======== Provided records ========

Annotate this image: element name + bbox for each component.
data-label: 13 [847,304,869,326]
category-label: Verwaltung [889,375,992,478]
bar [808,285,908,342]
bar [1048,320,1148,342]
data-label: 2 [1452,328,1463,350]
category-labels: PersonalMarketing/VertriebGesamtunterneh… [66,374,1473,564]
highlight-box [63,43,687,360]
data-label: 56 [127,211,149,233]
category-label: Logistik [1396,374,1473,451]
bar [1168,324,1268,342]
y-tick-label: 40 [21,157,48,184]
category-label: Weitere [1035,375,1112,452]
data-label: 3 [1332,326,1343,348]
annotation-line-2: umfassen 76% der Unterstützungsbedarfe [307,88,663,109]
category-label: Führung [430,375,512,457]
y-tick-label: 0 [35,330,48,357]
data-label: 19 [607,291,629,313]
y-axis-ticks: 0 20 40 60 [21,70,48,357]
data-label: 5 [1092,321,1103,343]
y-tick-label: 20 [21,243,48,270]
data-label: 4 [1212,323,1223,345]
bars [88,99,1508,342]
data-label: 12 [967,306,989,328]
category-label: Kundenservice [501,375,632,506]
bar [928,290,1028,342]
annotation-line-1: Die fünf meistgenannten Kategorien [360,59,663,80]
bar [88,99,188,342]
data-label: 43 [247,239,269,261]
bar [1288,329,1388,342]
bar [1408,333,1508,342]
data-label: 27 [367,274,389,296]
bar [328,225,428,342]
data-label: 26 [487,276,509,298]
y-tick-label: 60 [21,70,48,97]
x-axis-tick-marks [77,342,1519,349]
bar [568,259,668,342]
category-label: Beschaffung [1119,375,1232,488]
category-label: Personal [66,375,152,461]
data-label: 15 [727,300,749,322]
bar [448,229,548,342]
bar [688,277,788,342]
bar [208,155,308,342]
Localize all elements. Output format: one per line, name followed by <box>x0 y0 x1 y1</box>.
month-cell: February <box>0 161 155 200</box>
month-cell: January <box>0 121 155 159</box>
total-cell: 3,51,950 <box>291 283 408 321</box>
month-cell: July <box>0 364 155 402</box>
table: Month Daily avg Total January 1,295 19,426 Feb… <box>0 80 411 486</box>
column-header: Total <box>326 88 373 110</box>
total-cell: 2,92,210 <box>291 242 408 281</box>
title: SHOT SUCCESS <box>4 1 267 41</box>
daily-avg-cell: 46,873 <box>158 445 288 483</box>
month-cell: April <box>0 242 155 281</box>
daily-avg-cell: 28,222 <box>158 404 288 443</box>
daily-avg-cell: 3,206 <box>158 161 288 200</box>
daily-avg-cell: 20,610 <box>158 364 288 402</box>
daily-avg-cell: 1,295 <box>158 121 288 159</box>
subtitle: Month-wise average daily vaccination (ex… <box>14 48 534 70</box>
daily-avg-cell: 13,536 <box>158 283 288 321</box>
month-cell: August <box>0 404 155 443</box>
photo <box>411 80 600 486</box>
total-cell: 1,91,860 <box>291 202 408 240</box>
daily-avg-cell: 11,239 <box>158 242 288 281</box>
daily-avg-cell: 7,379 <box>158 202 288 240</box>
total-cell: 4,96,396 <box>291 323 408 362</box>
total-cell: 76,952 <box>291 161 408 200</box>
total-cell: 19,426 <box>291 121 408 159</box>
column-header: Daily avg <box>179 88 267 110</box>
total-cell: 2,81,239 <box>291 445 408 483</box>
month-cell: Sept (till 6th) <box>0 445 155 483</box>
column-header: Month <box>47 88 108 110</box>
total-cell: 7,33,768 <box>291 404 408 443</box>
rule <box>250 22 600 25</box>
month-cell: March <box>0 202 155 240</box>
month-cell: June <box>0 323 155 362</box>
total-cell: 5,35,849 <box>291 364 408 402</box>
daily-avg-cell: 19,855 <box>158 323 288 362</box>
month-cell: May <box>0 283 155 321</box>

========

- Short task -
Please copy everything from the start of the records down to the line containing "bar [1168,324,1268,342]", both ends included, reproducing those lines exactly.

- Correct result -
Annotate this image: element name + bbox for each component.
data-label: 13 [847,304,869,326]
category-label: Verwaltung [889,375,992,478]
bar [808,285,908,342]
bar [1048,320,1148,342]
data-label: 2 [1452,328,1463,350]
category-labels: PersonalMarketing/VertriebGesamtunterneh… [66,374,1473,564]
highlight-box [63,43,687,360]
data-label: 56 [127,211,149,233]
category-label: Logistik [1396,374,1473,451]
bar [1168,324,1268,342]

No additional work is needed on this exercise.